> **EXERCISE REQUIREMENTS**:
Lines from the entries below that hold "needed" form the answer; copy all of them.

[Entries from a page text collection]
|---|

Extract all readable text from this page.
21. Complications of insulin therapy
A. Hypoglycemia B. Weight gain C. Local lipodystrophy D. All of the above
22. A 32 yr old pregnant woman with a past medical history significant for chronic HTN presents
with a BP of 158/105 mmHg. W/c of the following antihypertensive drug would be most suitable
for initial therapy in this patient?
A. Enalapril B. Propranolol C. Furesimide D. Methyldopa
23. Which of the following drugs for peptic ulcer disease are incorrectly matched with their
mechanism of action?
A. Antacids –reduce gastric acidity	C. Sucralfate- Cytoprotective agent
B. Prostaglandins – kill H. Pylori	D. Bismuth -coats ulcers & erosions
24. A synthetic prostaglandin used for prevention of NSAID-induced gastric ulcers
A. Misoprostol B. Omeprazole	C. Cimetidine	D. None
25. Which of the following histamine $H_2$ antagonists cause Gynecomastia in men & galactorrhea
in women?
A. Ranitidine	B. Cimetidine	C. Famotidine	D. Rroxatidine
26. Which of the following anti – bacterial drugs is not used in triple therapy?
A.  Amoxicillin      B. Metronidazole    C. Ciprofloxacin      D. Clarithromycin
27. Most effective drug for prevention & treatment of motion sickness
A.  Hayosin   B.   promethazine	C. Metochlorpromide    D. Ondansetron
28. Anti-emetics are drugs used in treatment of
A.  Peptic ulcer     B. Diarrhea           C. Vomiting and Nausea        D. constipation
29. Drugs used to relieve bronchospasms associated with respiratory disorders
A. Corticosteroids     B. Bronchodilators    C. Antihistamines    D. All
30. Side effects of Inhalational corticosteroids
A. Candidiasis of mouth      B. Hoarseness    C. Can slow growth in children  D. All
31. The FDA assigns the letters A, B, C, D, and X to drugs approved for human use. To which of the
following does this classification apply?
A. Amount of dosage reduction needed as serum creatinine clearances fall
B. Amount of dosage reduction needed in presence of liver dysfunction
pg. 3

|---|

> **ANSWER SECTION**:
A. Amount of dosage reduction needed as serum creatinine clearances fall
B. Amount of dosage reduction needed in presence of liver dysfunction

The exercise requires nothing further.